--- begin RECORDS TO PROCESS ---

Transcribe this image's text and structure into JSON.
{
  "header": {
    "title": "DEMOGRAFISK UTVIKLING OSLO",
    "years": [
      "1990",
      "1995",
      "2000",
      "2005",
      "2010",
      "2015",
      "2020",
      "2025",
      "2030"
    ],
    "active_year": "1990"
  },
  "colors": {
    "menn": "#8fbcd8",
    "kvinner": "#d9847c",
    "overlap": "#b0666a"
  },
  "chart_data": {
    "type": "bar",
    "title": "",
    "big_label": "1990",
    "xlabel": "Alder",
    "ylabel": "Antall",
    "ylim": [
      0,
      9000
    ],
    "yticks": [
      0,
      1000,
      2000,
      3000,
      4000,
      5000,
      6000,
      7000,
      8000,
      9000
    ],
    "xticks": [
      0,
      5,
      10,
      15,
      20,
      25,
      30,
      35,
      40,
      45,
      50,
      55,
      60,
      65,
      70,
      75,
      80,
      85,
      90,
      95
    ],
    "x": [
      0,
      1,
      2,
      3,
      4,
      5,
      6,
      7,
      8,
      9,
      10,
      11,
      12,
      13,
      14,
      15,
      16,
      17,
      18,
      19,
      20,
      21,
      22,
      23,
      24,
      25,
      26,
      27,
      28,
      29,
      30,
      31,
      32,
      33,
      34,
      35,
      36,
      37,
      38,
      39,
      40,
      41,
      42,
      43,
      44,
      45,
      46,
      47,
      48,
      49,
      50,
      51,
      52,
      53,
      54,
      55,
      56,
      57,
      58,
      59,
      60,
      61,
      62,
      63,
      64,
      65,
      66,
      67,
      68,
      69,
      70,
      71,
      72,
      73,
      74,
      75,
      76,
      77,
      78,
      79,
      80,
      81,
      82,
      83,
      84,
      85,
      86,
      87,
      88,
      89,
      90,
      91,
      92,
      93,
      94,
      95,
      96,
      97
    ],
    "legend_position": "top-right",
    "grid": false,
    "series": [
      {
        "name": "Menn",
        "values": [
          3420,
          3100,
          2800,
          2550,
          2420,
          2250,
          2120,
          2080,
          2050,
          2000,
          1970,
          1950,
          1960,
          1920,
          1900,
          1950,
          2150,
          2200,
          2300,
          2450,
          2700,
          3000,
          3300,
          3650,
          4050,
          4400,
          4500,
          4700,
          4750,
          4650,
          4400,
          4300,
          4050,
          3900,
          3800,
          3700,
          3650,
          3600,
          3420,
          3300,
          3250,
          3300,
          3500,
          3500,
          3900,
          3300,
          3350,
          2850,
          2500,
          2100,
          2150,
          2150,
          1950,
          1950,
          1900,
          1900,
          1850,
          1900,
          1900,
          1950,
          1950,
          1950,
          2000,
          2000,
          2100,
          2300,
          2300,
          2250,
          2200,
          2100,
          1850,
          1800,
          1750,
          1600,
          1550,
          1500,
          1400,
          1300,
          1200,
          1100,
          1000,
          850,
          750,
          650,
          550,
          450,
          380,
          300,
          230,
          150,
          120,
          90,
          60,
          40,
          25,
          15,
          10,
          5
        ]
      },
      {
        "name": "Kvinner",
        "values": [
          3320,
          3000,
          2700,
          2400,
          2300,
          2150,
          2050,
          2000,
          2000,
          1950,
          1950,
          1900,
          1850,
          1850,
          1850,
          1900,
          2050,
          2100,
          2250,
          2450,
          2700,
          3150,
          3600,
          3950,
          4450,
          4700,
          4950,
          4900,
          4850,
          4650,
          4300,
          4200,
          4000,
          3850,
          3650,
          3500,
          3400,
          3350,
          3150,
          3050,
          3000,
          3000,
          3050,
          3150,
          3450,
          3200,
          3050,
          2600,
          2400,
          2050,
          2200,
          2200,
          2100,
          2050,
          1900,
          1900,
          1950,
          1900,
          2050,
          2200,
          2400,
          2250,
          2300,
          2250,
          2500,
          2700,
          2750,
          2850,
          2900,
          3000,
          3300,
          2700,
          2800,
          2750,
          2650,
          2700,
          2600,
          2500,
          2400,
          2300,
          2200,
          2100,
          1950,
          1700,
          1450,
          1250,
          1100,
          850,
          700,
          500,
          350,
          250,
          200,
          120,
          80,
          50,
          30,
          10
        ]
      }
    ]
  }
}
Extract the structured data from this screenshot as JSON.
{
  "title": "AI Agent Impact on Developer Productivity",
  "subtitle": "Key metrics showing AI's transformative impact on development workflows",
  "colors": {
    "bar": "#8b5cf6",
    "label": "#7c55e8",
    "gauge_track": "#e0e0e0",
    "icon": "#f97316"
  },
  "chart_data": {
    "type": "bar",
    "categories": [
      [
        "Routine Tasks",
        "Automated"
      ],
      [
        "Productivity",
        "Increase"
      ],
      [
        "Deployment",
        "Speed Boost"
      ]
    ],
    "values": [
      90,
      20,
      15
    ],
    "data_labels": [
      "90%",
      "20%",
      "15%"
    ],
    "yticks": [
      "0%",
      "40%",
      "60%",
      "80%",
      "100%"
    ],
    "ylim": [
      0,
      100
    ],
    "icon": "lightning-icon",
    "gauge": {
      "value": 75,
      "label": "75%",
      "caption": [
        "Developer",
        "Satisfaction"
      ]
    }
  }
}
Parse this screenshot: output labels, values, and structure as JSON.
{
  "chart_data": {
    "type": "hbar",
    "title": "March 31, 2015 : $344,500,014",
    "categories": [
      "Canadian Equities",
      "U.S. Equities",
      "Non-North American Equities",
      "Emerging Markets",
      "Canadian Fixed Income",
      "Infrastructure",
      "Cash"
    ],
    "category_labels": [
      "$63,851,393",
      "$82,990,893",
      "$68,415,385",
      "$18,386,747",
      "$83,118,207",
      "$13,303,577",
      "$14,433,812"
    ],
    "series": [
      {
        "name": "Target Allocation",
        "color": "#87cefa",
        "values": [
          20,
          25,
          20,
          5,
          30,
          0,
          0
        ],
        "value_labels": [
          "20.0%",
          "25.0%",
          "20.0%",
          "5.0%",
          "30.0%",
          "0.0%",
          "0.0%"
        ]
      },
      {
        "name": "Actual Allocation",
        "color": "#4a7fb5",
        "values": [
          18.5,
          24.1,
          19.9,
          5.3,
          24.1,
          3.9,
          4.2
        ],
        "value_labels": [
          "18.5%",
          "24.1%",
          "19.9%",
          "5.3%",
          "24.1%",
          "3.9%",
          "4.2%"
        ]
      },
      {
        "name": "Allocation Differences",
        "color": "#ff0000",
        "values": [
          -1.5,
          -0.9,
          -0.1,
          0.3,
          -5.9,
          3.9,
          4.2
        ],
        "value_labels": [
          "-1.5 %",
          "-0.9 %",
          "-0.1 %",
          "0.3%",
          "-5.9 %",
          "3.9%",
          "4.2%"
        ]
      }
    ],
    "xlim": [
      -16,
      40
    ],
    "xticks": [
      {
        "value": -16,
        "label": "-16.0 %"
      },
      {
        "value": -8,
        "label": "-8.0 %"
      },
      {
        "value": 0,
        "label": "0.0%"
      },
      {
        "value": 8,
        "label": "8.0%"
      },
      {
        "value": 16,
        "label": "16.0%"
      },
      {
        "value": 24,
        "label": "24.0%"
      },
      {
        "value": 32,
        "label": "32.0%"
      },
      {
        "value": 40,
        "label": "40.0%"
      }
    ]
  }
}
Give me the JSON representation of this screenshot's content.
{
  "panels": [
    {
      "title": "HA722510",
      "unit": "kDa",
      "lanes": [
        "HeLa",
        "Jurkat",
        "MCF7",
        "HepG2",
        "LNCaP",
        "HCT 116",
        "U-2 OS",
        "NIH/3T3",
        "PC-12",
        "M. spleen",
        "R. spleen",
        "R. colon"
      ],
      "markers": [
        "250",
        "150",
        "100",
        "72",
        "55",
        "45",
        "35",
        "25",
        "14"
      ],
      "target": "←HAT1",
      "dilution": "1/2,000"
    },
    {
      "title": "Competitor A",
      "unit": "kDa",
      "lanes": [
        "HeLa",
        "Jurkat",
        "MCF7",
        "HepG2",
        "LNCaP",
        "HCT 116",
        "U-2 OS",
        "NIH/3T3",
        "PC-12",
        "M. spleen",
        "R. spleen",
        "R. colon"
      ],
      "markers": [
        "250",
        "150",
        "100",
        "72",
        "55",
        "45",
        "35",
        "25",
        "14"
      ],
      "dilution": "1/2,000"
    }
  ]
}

--- end RECORDS TO PROCESS ---

▶ **TO DO**: Which lines hold the word "Canadian"? Copy all of them.

▶ **SOLUTION FOR THIS PROBLEM**:
      "Canadian Equities",
      "Canadian Fixed Income",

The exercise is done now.